## Assigned task:
In the forum thread about guessing dog breeds, copy the passage from "It is better" up to and including "SPCA told us.", substituting "smaller images" for "thumbnails".

## Passage provided:

# GUESS what breeds My dogs are!!!



## TropicalFlow3 (11 mo ago)

First up: my Dog FOXY! She is a Adorable girl that wants attention within her every move! 13 years old.She is 11 pounds. She plays like a puppy with her toys tho.
















Wickett is a 17 year old 21 pound old soul. He sleeps most of the day and is extremely picky with what he eats.

















Next up is Sammy also known as Sammy-Shark as he is our roomba. He is there the second we drop food and also steals food from Wickett. He is 16 pounds and 14 years old. A-bit over weight ( he’s on a diet now )









Nyxa is a 7 year old, 80 pound fluff ball . She is full of love and would love to cuddle all day if you would let her. HER BREED is NOT a Golden retriever cuz I know that’s what everyone will guess.









RIP is a 2 year old boy. He is 115 Pounds and I know you guys won’t guess his breed. Hint: he is part mastiff breed, but what type ?


----------



## TropicalFlow3 (11 mo ago)

Oops accidentally got a picture of Sammy in Foxy’s page


----------



## RussellTheShihTzu (Mar 19, 2013)

It is better to post thumbnails instead of full-size as the latter cannot be enlarged. Hard to see Foxy. 

Are you asking what mix of breeds they might be? Or are some of them purebred?


----------



## TropicalFlow3 (11 mo ago)

Well foxy is purebred supposedly. Same with Sammy. That’s what the SPCA told us.


----------



## RussellTheShihTzu (Mar 19, 2013)

Thanks for the larger picture of Foxy. She looked to be so darned cute and I couldn't see her. I have a place in my heart for older pups.


----------



## TropicalFlow3 (11 mo ago)

Same lol. Nyxa is Greta Pyrenees Rottweiler. foxy is Maltese/Javanese. Sammy is shih stzu and Wickett is a bichin fries shih tzu and rip is a Shepard and cane cors0.


----------



## RussellTheShihTzu (Mar 19, 2013)

Wickett is a BicoOn Frise Foxy is Maltese/Havanese (Javanese is a breed of cat). 

They are wrong about Sammy. Looks to be Lhasa Apso as the muzzle is wrong for Shih Tzu. While Lhasas are also brachycephalic, they have a muzzle and do not have a "turned up" nose. If you look at Russell you will see what I mean.

## Record excerpts:
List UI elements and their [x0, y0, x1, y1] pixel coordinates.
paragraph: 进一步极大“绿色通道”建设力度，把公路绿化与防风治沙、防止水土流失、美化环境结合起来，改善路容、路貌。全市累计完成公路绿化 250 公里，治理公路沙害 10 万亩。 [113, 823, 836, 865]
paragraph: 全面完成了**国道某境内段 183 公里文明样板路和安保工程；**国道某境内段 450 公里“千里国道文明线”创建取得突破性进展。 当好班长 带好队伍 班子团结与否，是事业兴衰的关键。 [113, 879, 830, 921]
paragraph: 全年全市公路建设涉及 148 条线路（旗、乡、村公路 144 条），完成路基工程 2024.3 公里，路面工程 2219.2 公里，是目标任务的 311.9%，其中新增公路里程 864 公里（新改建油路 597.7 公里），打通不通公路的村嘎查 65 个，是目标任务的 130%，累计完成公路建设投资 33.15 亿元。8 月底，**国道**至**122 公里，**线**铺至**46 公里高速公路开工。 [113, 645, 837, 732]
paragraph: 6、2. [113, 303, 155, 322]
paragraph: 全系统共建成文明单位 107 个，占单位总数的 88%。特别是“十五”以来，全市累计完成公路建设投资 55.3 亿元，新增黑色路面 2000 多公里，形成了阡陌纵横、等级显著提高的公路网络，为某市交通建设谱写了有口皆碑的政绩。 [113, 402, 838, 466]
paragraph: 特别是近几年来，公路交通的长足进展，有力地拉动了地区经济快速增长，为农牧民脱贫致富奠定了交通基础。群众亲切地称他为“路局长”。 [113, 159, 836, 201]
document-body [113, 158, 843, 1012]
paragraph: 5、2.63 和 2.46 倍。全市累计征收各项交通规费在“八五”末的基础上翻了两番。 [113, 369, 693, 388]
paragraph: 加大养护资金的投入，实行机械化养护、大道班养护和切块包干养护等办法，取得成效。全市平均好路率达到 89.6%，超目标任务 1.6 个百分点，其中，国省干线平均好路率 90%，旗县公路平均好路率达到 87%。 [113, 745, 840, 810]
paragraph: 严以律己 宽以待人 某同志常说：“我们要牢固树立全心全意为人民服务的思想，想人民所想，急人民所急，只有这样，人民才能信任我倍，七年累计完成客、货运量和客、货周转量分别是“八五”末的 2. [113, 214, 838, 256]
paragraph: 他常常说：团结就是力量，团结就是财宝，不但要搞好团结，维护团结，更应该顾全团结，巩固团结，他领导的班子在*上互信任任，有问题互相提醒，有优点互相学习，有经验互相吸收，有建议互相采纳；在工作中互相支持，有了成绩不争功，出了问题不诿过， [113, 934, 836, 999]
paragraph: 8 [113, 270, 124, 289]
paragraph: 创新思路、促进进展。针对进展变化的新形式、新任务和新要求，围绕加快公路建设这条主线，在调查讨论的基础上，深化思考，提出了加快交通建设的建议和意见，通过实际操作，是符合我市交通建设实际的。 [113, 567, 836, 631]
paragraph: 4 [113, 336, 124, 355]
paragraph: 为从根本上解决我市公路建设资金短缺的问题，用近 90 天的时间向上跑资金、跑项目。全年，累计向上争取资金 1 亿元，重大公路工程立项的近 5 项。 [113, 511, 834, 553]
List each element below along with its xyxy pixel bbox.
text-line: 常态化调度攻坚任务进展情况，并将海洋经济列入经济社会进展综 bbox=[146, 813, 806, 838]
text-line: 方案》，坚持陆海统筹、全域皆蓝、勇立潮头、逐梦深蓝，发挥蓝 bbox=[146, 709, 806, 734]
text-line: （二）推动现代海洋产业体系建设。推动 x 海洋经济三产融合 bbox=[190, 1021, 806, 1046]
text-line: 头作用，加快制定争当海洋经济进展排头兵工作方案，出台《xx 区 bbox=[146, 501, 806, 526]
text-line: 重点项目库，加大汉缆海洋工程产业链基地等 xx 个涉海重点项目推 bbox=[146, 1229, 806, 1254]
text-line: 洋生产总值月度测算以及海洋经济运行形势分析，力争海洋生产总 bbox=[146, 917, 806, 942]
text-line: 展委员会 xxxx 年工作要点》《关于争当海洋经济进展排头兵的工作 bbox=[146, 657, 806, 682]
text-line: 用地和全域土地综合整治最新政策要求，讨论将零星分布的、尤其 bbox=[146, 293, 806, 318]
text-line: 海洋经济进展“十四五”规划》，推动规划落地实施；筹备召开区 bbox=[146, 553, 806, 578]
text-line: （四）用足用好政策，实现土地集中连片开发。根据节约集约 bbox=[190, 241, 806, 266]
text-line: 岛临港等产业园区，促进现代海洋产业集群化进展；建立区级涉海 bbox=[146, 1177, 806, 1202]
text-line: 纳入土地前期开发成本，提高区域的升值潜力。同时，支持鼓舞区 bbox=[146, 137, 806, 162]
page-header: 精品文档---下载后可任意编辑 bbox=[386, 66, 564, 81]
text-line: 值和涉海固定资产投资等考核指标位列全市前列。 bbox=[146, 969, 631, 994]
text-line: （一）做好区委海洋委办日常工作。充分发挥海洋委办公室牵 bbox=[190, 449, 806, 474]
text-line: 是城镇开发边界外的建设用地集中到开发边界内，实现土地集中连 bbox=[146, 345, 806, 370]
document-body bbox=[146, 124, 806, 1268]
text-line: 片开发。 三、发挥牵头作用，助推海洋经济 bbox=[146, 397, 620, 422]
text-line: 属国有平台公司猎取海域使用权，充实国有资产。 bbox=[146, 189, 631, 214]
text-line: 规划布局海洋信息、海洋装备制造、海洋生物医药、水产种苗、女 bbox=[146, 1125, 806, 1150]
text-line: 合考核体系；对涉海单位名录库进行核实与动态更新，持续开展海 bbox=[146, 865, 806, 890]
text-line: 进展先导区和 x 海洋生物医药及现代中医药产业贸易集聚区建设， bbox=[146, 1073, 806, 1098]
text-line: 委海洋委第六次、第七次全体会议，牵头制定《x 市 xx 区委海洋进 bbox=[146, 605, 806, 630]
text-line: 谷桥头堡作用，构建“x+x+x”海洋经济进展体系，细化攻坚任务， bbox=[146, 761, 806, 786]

## Written answer:
It is better to post smaller images instead of full-size as the latter cannot be enlarged. Hard to see Foxy. 

Are you asking what mix of breeds they might be? Or are some of them purebred?


----------



## TropicalFlow3 (11 mo ago)

Well foxy is purebred supposedly. Same with Sammy. That’s what the SPCA told us.